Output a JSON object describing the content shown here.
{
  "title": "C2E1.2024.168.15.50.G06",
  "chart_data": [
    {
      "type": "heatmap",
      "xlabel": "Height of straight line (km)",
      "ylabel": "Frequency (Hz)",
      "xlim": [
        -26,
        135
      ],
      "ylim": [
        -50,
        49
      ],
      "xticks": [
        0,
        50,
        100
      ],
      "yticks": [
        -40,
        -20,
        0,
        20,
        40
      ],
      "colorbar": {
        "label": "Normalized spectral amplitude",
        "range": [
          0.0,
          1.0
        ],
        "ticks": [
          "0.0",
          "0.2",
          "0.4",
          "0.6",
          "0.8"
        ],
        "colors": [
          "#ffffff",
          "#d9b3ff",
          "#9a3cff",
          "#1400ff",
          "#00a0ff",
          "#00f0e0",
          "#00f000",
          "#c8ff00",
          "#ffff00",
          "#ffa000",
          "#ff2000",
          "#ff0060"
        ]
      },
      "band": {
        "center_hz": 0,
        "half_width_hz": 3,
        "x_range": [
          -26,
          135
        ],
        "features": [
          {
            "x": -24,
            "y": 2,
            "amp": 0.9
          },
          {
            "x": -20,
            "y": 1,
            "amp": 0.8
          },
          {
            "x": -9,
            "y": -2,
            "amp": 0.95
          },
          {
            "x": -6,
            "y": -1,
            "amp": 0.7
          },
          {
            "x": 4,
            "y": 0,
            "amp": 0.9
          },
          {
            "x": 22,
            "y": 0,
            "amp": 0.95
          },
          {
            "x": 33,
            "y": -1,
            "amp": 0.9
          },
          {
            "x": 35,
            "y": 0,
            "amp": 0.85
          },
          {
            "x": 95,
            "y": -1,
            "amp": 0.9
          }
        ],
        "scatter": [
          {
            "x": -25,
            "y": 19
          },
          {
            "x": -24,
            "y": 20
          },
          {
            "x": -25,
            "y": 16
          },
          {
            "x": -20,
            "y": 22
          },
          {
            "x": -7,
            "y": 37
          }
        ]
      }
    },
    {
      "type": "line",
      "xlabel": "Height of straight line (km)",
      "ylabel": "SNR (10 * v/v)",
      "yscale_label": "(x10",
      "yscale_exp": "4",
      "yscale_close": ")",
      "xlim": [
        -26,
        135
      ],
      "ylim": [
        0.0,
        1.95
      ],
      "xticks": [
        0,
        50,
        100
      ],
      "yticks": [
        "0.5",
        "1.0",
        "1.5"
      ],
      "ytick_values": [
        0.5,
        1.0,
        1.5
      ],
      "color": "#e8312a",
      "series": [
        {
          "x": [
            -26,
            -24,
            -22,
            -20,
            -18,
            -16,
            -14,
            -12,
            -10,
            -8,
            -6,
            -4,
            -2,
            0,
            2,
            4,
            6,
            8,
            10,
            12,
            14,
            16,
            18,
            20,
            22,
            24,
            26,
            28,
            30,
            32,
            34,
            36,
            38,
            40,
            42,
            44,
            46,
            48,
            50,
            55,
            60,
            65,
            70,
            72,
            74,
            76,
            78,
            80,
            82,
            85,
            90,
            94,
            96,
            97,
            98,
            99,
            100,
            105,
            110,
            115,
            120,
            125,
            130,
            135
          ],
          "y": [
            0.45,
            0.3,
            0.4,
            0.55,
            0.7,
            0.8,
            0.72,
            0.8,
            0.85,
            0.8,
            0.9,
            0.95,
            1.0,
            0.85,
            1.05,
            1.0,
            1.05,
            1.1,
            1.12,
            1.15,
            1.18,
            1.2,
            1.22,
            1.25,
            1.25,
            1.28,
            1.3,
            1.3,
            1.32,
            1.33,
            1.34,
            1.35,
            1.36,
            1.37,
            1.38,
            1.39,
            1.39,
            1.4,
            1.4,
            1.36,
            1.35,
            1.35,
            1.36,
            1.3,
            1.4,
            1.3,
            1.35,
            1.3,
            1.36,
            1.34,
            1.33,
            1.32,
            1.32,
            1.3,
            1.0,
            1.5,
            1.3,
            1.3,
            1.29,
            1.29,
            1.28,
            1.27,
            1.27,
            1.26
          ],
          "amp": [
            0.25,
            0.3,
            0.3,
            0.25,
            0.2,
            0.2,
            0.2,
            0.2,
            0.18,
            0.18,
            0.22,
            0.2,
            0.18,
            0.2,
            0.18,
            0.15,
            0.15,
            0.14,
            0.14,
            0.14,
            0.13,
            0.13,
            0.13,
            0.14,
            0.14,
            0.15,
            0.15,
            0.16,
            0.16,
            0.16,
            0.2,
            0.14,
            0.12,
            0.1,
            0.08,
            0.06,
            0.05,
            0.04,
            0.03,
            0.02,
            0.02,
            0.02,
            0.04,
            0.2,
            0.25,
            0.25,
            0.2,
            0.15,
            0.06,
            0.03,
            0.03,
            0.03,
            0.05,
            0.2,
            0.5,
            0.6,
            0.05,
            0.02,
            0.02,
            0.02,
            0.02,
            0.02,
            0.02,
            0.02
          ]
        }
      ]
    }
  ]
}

---

• INSTRUCTION
Write the listing out again, exactly as shown above.

• SOLUTION
Output a JSON object describing the content shown here.
{
  "title": "C2E1.2024.168.15.50.G06",
  "chart_data": [
    {
      "type": "heatmap",
      "xlabel": "Height of straight line (km)",
      "ylabel": "Frequency (Hz)",
      "xlim": [
        -26,
        135
      ],
      "ylim": [
        -50,
        49
      ],
      "xticks": [
        0,
        50,
        100
      ],
      "yticks": [
        -40,
        -20,
        0,
        20,
        40
      ],
      "colorbar": {
        "label": "Normalized spectral amplitude",
        "range": [
          0.0,
          1.0
        ],
        "ticks": [
          "0.0",
          "0.2",
          "0.4",
          "0.6",
          "0.8"
        ],
        "colors": [
          "#ffffff",
          "#d9b3ff",
          "#9a3cff",
          "#1400ff",
          "#00a0ff",
          "#00f0e0",
          "#00f000",
          "#c8ff00",
          "#ffff00",
          "#ffa000",
          "#ff2000",
          "#ff0060"
        ]
      },
      "band": {
        "center_hz": 0,
        "half_width_hz": 3,
        "x_range": [
          -26,
          135
        ],
        "features": [
          {
            "x": -24,
            "y": 2,
            "amp": 0.9
          },
          {
            "x": -20,
            "y": 1,
            "amp": 0.8
          },
          {
            "x": -9,
            "y": -2,
            "amp": 0.95
          },
          {
            "x": -6,
            "y": -1,
            "amp": 0.7
          },
          {
            "x": 4,
            "y": 0,
            "amp": 0.9
          },
          {
            "x": 22,
            "y": 0,
            "amp": 0.95
          },
          {
            "x": 33,
            "y": -1,
            "amp": 0.9
          },
          {
            "x": 35,
            "y": 0,
            "amp": 0.85
          },
          {
            "x": 95,
            "y": -1,
            "amp": 0.9
          }
        ],
        "scatter": [
          {
            "x": -25,
            "y": 19
          },
          {
            "x": -24,
            "y": 20
          },
          {
            "x": -25,
            "y": 16
          },
          {
            "x": -20,
            "y": 22
          },
          {
            "x": -7,
            "y": 37
          }
        ]
      }
    },
    {
      "type": "line",
      "xlabel": "Height of straight line (km)",
      "ylabel": "SNR (10 * v/v)",
      "yscale_label": "(x10",
      "yscale_exp": "4",
      "yscale_close": ")",
      "xlim": [
        -26,
        135
      ],
      "ylim": [
        0.0,
        1.95
      ],
      "xticks": [
        0,
        50,
        100
      ],
      "yticks": [
        "0.5",
        "1.0",
        "1.5"
      ],
      "ytick_values": [
        0.5,
        1.0,
        1.5
      ],
      "color": "#e8312a",
      "series": [
        {
          "x": [
            -26,
            -24,
            -22,
            -20,
            -18,
            -16,
            -14,
            -12,
            -10,
            -8,
            -6,
            -4,
            -2,
            0,
            2,
            4,
            6,
            8,
            10,
            12,
            14,
            16,
            18,
            20,
            22,
            24,
            26,
            28,
            30,
            32,
            34,
            36,
            38,
            40,
            42,
            44,
            46,
            48,
            50,
            55,
            60,
            65,
            70,
            72,
            74,
            76,
            78,
            80,
            82,
            85,
            90,
            94,
            96,
            97,
            98,
            99,
            100,
            105,
            110,
            115,
            120,
            125,
            130,
            135
          ],
          "y": [
            0.45,
            0.3,
            0.4,
            0.55,
            0.7,
            0.8,
            0.72,
            0.8,
            0.85,
            0.8,
            0.9,
            0.95,
            1.0,
            0.85,
            1.05,
            1.0,
            1.05,
            1.1,
            1.12,
            1.15,
            1.18,
            1.2,
            1.22,
            1.25,
            1.25,
            1.28,
            1.3,
            1.3,
            1.32,
            1.33,
            1.34,
            1.35,
            1.36,
            1.37,
            1.38,
            1.39,
            1.39,
            1.4,
            1.4,
            1.36,
            1.35,
            1.35,
            1.36,
            1.3,
            1.4,
            1.3,
            1.35,
            1.3,
            1.36,
            1.34,
            1.33,
            1.32,
            1.32,
            1.3,
            1.0,
            1.5,
            1.3,
            1.3,
            1.29,
            1.29,
            1.28,
            1.27,
            1.27,
            1.26
          ],
          "amp": [
            0.25,
            0.3,
            0.3,
            0.25,
            0.2,
            0.2,
            0.2,
            0.2,
            0.18,
            0.18,
            0.22,
            0.2,
            0.18,
            0.2,
            0.18,
            0.15,
            0.15,
            0.14,
            0.14,
            0.14,
            0.13,
            0.13,
            0.13,
            0.14,
            0.14,
            0.15,
            0.15,
            0.16,
            0.16,
            0.16,
            0.2,
            0.14,
            0.12,
            0.1,
            0.08,
            0.06,
            0.05,
            0.04,
            0.03,
            0.02,
            0.02,
            0.02,
            0.04,
            0.2,
            0.25,
            0.25,
            0.2,
            0.15,
            0.06,
            0.03,
            0.03,
            0.03,
            0.05,
            0.2,
            0.5,
            0.6,
            0.05,
            0.02,
            0.02,
            0.02,
            0.02,
            0.02,
            0.02,
            0.02
          ]
        }
      ]
    }
  ]
}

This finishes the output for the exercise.